Leave out the pictures and repeat everything else in the records exactly.

* Begin Data supplied *

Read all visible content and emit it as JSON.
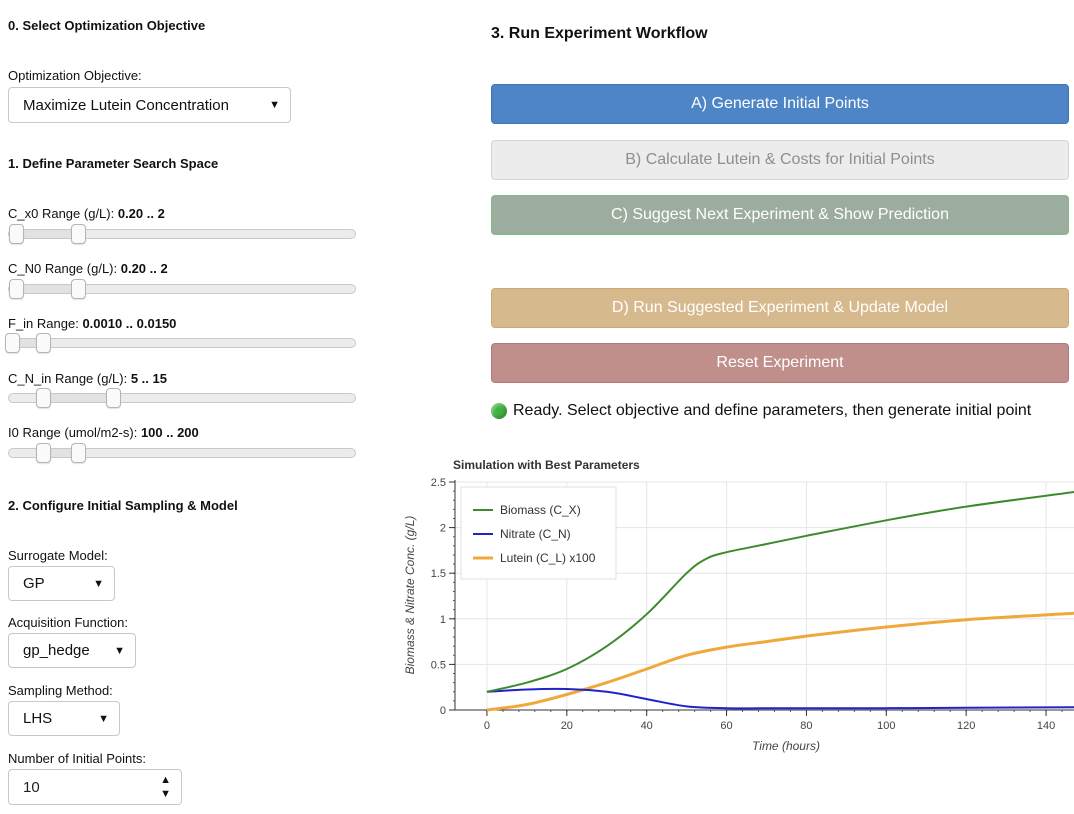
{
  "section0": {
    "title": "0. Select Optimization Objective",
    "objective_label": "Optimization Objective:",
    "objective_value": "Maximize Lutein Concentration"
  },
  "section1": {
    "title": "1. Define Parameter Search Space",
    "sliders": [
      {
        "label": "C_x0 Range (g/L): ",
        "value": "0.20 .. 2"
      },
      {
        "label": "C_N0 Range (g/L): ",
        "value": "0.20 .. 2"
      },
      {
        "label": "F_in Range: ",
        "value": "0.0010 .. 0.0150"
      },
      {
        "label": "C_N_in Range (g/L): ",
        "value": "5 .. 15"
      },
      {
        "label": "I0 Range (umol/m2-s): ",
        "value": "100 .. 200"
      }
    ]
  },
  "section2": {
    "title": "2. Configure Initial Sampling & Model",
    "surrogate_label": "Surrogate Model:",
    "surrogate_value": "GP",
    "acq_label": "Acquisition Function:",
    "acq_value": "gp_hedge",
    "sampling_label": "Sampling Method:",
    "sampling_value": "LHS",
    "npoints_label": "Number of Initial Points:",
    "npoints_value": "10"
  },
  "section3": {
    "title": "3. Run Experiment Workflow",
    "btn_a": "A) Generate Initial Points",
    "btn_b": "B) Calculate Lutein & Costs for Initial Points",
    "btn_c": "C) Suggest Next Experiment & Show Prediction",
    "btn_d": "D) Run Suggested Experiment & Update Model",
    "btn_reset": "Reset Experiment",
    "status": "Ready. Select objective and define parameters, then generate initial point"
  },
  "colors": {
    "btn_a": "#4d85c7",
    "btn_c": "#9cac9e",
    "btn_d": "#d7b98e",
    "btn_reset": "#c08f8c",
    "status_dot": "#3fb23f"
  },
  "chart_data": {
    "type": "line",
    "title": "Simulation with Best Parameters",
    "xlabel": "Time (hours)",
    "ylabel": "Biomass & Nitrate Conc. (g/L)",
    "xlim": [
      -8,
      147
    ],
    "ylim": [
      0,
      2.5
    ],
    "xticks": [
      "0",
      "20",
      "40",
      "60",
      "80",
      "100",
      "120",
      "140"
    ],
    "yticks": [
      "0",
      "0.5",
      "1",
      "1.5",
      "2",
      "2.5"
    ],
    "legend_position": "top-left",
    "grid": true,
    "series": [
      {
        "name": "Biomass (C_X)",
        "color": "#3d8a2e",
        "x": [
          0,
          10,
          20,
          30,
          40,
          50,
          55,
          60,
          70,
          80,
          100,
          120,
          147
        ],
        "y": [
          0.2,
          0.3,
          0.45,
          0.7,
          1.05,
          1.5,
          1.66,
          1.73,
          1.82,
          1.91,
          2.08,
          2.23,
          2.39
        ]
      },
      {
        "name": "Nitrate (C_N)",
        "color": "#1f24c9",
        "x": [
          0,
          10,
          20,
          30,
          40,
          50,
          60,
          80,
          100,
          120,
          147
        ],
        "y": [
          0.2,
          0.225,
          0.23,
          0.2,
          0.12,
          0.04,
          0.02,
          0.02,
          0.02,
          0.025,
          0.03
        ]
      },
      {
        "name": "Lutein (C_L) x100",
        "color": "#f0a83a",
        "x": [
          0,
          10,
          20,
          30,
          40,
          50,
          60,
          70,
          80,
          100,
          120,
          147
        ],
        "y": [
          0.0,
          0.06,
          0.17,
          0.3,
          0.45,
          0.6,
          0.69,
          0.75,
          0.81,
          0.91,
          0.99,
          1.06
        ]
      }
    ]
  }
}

* End Data supplied *

▸ Output
Read all visible content and emit it as JSON.
{
  "section0": {
    "title": "0. Select Optimization Objective",
    "objective_label": "Optimization Objective:",
    "objective_value": "Maximize Lutein Concentration"
  },
  "section1": {
    "title": "1. Define Parameter Search Space",
    "sliders": [
      {
        "label": "C_x0 Range (g/L): ",
        "value": "0.20 .. 2"
      },
      {
        "label": "C_N0 Range (g/L): ",
        "value": "0.20 .. 2"
      },
      {
        "label": "F_in Range: ",
        "value": "0.0010 .. 0.0150"
      },
      {
        "label": "C_N_in Range (g/L): ",
        "value": "5 .. 15"
      },
      {
        "label": "I0 Range (umol/m2-s): ",
        "value": "100 .. 200"
      }
    ]
  },
  "section2": {
    "title": "2. Configure Initial Sampling & Model",
    "surrogate_label": "Surrogate Model:",
    "surrogate_value": "GP",
    "acq_label": "Acquisition Function:",
    "acq_value": "gp_hedge",
    "sampling_label": "Sampling Method:",
    "sampling_value": "LHS",
    "npoints_label": "Number of Initial Points:",
    "npoints_value": "10"
  },
  "section3": {
    "title": "3. Run Experiment Workflow",
    "btn_a": "A) Generate Initial Points",
    "btn_b": "B) Calculate Lutein & Costs for Initial Points",
    "btn_c": "C) Suggest Next Experiment & Show Prediction",
    "btn_d": "D) Run Suggested Experiment & Update Model",
    "btn_reset": "Reset Experiment",
    "status": "Ready. Select objective and define parameters, then generate initial point"
  },
  "colors": {
    "btn_a": "#4d85c7",
    "btn_c": "#9cac9e",
    "btn_d": "#d7b98e",
    "btn_reset": "#c08f8c",
    "status_dot": "#3fb23f"
  },
  "chart_data": {
    "type": "line",
    "title": "Simulation with Best Parameters",
    "xlabel": "Time (hours)",
    "ylabel": "Biomass & Nitrate Conc. (g/L)",
    "xlim": [
      -8,
      147
    ],
    "ylim": [
      0,
      2.5
    ],
    "xticks": [
      "0",
      "20",
      "40",
      "60",
      "80",
      "100",
      "120",
      "140"
    ],
    "yticks": [
      "0",
      "0.5",
      "1",
      "1.5",
      "2",
      "2.5"
    ],
    "legend_position": "top-left",
    "grid": true,
    "series": [
      {
        "name": "Biomass (C_X)",
        "color": "#3d8a2e",
        "x": [
          0,
          10,
          20,
          30,
          40,
          50,
          55,
          60,
          70,
          80,
          100,
          120,
          147
        ],
        "y": [
          0.2,
          0.3,
          0.45,
          0.7,
          1.05,
          1.5,
          1.66,
          1.73,
          1.82,
          1.91,
          2.08,
          2.23,
          2.39
        ]
      },
      {
        "name": "Nitrate (C_N)",
        "color": "#1f24c9",
        "x": [
          0,
          10,
          20,
          30,
          40,
          50,
          60,
          80,
          100,
          120,
          147
        ],
        "y": [
          0.2,
          0.225,
          0.23,
          0.2,
          0.12,
          0.04,
          0.02,
          0.02,
          0.02,
          0.025,
          0.03
        ]
      },
      {
        "name": "Lutein (C_L) x100",
        "color": "#f0a83a",
        "x": [
          0,
          10,
          20,
          30,
          40,
          50,
          60,
          70,
          80,
          100,
          120,
          147
        ],
        "y": [
          0.0,
          0.06,
          0.17,
          0.3,
          0.45,
          0.6,
          0.69,
          0.75,
          0.81,
          0.91,
          0.99,
          1.06
        ]
      }
    ]
  }
}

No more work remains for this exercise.